## Task
Count the lines below that contain the word "งเคล", and reply with that number alone.
[Begin Records for this task]
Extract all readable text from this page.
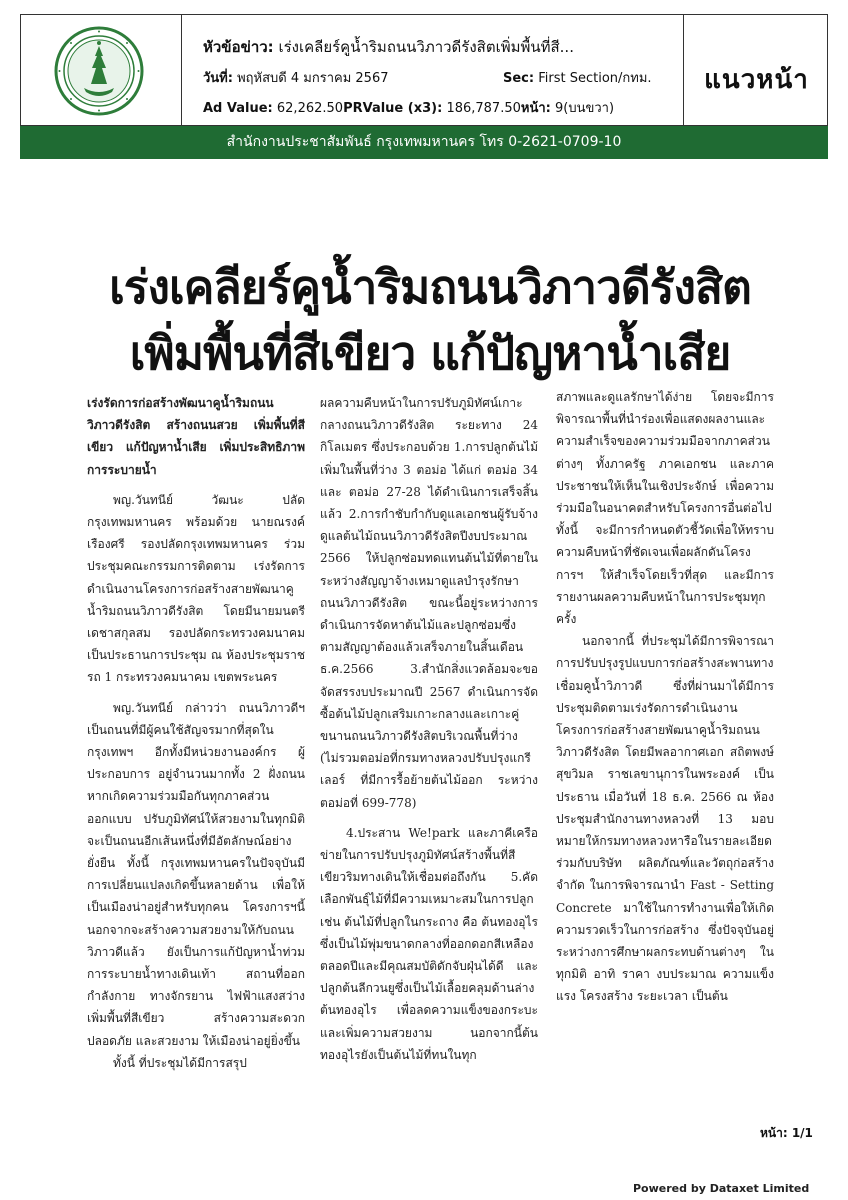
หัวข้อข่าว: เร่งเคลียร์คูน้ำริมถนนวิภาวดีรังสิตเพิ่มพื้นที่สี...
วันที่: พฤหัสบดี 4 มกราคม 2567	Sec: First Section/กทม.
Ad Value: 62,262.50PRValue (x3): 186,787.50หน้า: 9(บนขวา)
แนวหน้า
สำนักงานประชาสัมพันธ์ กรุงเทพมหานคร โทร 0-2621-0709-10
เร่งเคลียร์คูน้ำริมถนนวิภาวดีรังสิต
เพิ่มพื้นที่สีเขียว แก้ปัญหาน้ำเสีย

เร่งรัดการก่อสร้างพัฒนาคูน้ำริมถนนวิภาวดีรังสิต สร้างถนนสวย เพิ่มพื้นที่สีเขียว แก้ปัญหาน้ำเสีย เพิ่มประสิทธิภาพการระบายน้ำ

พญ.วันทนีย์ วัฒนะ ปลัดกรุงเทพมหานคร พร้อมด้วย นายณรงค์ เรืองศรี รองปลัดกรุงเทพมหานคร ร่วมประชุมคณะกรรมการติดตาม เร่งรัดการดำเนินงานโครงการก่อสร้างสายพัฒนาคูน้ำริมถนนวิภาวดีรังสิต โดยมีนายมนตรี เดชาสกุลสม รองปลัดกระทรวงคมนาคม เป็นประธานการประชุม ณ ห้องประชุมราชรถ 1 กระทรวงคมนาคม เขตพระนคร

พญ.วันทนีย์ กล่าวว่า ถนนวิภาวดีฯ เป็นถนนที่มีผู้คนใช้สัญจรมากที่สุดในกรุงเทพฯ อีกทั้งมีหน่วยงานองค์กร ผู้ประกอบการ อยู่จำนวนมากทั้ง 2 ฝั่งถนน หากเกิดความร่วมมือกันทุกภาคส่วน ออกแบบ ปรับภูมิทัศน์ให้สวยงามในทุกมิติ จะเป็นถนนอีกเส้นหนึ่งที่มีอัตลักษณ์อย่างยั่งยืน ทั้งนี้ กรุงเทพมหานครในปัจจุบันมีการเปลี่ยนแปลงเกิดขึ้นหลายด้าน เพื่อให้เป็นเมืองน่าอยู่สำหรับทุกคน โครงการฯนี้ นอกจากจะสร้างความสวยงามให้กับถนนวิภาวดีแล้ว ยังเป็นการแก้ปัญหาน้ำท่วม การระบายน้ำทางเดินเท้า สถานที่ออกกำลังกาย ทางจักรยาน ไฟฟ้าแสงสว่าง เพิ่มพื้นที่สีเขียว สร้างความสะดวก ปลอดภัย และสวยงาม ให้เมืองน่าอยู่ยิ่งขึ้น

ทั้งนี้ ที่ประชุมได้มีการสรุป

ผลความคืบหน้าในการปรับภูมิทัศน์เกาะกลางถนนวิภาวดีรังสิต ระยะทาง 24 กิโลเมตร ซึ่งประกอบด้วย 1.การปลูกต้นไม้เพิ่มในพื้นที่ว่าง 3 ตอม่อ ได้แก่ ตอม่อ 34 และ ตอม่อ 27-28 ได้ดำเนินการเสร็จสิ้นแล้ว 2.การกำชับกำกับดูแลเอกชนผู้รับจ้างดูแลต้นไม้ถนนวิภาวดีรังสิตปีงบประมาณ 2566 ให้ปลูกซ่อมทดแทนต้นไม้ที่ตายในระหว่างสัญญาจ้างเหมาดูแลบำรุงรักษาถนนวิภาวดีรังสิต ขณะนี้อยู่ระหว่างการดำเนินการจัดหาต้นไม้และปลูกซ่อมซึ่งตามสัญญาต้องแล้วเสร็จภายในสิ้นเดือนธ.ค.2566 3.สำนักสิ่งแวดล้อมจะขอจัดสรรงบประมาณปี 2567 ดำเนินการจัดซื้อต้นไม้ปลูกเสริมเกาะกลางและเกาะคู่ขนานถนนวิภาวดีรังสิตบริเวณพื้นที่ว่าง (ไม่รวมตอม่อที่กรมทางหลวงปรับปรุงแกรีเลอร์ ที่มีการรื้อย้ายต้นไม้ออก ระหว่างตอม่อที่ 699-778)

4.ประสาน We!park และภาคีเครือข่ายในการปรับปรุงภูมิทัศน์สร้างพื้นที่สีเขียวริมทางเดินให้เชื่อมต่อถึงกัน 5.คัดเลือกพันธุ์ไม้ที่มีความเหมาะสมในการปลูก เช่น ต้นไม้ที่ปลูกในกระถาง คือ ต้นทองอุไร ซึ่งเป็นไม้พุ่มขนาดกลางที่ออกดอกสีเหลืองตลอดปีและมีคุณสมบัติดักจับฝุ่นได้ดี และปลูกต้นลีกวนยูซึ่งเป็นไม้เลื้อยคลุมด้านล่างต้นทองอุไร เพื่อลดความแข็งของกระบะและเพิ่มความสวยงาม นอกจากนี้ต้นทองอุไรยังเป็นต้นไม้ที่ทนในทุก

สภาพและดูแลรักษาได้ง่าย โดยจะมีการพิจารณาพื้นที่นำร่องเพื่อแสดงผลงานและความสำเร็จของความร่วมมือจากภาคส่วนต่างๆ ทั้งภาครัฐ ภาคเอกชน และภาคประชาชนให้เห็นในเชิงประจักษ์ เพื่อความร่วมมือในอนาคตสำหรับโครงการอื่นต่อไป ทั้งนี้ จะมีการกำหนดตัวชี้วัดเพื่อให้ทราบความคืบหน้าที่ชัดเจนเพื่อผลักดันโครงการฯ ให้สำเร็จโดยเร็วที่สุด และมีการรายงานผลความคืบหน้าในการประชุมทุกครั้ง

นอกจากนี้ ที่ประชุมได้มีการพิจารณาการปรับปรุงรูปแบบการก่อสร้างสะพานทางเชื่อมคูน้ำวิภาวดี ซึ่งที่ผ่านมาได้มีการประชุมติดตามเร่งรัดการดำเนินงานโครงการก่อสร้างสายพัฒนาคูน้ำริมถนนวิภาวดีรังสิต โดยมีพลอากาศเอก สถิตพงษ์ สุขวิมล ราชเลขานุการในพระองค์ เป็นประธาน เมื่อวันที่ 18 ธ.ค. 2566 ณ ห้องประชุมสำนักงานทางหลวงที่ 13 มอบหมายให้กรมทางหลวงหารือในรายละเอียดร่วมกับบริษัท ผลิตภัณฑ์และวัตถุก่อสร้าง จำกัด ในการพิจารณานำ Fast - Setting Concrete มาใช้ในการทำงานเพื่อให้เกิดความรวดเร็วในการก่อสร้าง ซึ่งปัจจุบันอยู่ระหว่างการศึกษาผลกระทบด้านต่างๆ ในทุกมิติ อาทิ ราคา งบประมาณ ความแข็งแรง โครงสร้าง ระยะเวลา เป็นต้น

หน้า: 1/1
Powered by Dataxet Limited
[End Records for this task]
[Begin Records for this task]
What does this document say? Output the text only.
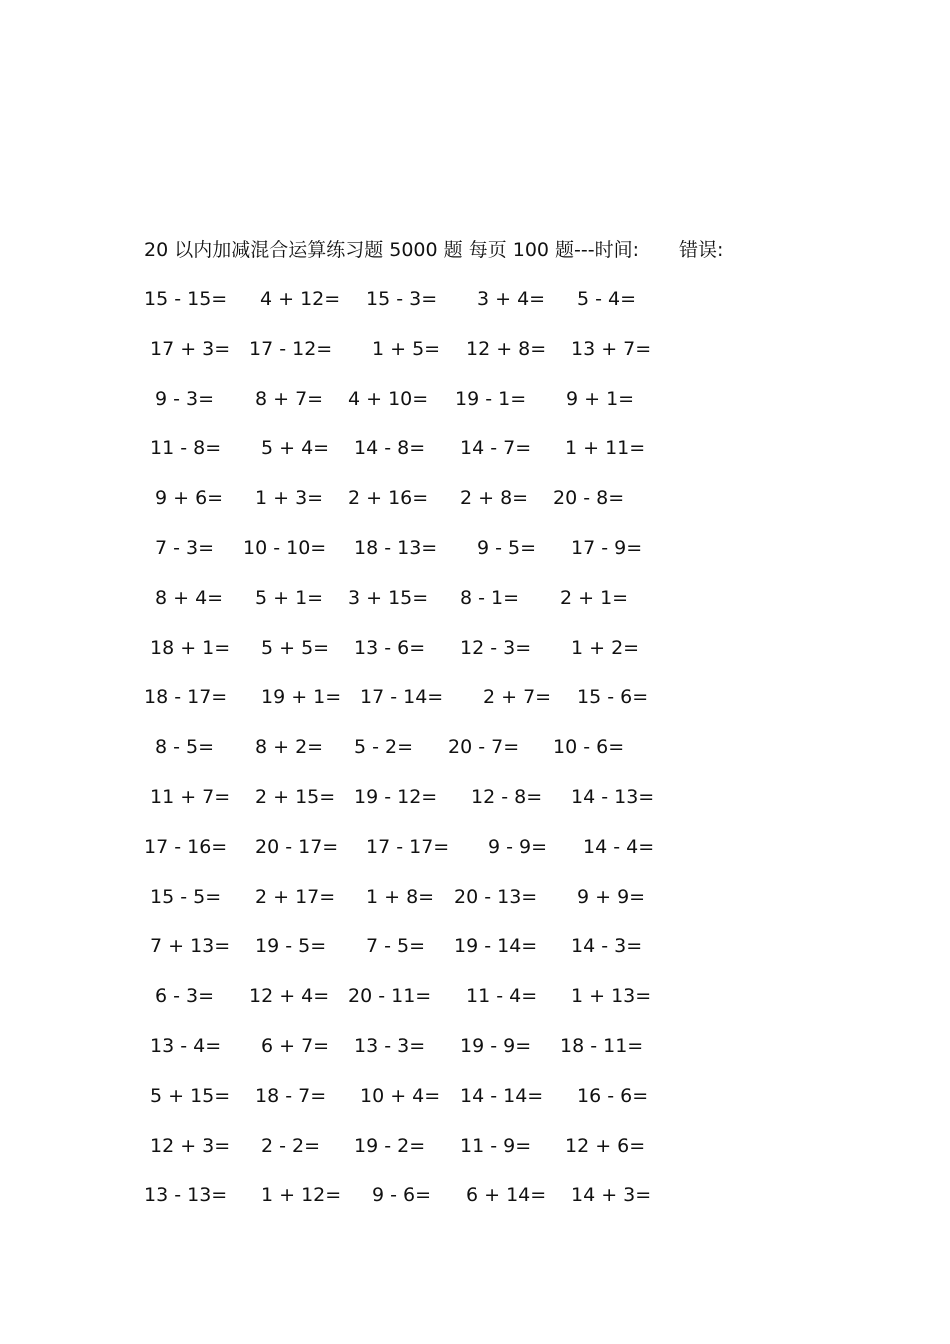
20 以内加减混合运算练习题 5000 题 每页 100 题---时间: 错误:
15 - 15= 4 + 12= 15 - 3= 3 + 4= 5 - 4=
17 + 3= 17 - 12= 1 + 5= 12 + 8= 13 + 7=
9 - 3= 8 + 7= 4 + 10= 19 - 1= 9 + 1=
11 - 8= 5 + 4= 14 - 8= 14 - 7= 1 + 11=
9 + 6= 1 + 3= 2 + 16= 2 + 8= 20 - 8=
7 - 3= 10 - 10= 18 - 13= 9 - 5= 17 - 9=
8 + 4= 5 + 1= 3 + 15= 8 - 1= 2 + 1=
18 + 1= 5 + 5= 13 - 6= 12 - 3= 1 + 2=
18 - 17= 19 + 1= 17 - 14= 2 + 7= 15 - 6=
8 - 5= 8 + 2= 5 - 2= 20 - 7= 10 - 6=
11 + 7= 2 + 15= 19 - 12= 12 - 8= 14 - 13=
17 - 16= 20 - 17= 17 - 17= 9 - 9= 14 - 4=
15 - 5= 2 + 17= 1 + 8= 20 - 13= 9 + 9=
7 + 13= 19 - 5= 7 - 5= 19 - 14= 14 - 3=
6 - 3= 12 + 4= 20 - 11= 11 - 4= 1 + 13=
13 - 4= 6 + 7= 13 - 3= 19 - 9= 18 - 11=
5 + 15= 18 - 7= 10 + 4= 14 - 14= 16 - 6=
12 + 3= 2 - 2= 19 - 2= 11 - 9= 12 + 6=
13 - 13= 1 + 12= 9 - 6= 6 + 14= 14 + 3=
[End Records for this task]
[Begin Records for this task]
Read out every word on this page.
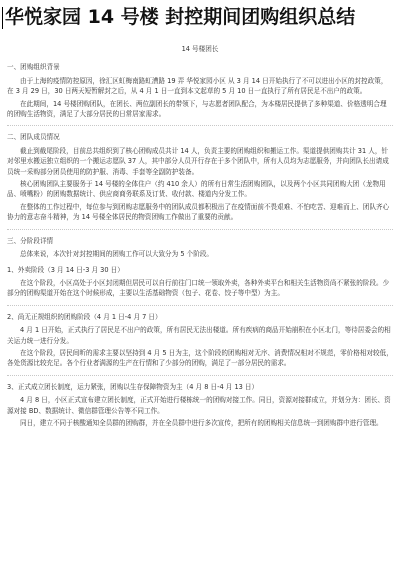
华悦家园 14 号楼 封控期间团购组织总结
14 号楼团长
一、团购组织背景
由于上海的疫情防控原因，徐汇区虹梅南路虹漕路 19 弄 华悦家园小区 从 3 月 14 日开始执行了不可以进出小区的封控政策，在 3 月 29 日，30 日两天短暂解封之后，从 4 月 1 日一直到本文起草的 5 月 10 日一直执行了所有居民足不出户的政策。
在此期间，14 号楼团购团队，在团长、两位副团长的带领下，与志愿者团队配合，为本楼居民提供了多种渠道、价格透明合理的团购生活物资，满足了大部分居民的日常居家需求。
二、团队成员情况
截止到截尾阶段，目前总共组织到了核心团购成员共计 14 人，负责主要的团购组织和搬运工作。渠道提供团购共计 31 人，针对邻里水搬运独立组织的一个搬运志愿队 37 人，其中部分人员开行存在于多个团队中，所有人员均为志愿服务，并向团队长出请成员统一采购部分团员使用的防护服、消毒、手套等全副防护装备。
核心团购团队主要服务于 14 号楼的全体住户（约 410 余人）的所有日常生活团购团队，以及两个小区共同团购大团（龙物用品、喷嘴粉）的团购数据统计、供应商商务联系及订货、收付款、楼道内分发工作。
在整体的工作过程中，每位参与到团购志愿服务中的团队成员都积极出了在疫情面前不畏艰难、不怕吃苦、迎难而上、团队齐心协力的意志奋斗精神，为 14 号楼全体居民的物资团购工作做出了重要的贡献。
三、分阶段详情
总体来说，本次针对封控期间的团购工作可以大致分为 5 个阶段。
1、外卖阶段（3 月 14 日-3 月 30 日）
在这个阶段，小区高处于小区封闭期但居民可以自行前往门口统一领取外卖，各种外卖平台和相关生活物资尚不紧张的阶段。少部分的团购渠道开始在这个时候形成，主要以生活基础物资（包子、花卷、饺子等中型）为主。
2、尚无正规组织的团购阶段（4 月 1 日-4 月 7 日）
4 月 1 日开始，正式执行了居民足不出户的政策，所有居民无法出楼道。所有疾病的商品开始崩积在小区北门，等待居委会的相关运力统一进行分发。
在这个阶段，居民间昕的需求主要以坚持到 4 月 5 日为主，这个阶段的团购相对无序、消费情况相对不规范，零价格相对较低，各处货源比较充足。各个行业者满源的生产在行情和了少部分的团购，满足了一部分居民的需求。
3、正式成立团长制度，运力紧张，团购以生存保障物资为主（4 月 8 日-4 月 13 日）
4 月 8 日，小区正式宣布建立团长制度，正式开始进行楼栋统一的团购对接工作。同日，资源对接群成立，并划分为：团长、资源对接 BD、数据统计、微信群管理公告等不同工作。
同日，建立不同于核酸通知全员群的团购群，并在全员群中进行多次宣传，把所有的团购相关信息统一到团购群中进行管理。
[End Records for this task]
## Reply to the exercise
2